◆ **Exercise description**
From the listing, collect all lines containing the word "about".

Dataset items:
------------------------------

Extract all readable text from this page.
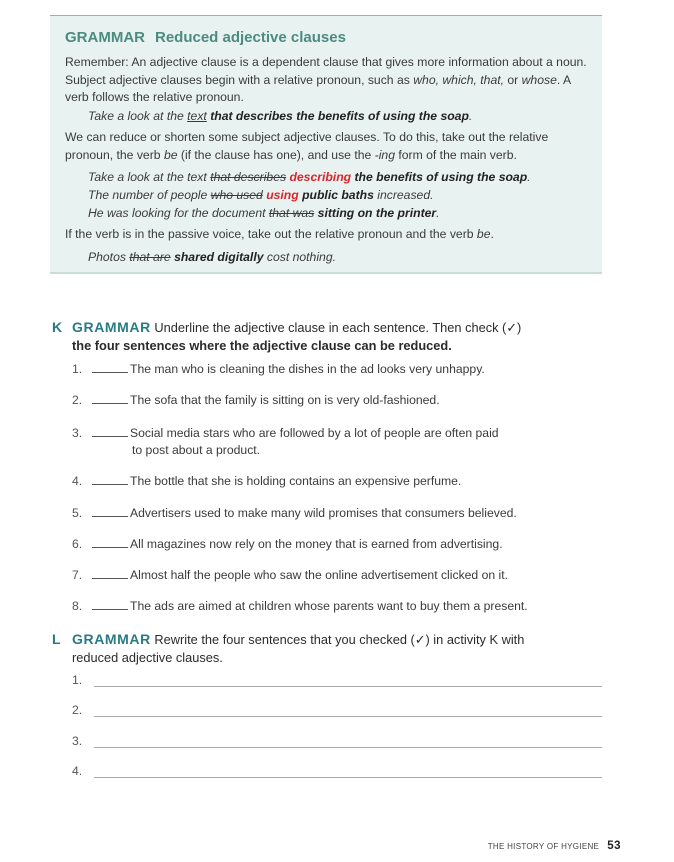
GRAMMAR Reduced adjective clauses
Remember: An adjective clause is a dependent clause that gives more information about a noun. Subject adjective clauses begin with a relative pronoun, such as who, which, that, or whose. A verb follows the relative pronoun.
Take a look at the text that describes the benefits of using the soap.
We can reduce or shorten some subject adjective clauses. To do this, take out the relative pronoun, the verb be (if the clause has one), and use the -ing form of the main verb.
Take a look at the text that describes describing the benefits of using the soap.
The number of people who used using public baths increased.
He was looking for the document that was sitting on the printer.
If the verb is in the passive voice, take out the relative pronoun and the verb be.
Photos that are shared digitally cost nothing.
K GRAMMAR Underline the adjective clause in each sentence. Then check (✓)
the four sentences where the adjective clause can be reduced.
1.	The man who is cleaning the dishes in the ad looks very unhappy.
2.	The sofa that the family is sitting on is very old-fashioned.
3.	Social media stars who are followed by a lot of people are often paid
to post about a product.
4.	The bottle that she is holding contains an expensive perfume.
5.	Advertisers used to make many wild promises that consumers believed.
6.	All magazines now rely on the money that is earned from advertising.
7.	Almost half the people who saw the online advertisement clicked on it.
8.	The ads are aimed at children whose parents want to buy them a present.
L GRAMMAR Rewrite the four sentences that you checked (✓) in activity K with
reduced adjective clauses.
1.
2.
3.
4.
THE HISTORY OF HYGIENE 53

------------------------------

◆ **Final result**
Remember: An adjective clause is a dependent clause that gives more information about a noun. Subject adjective clauses begin with a relative pronoun, such as who, which, that, or whose. A verb follows the relative pronoun.
to post about a product.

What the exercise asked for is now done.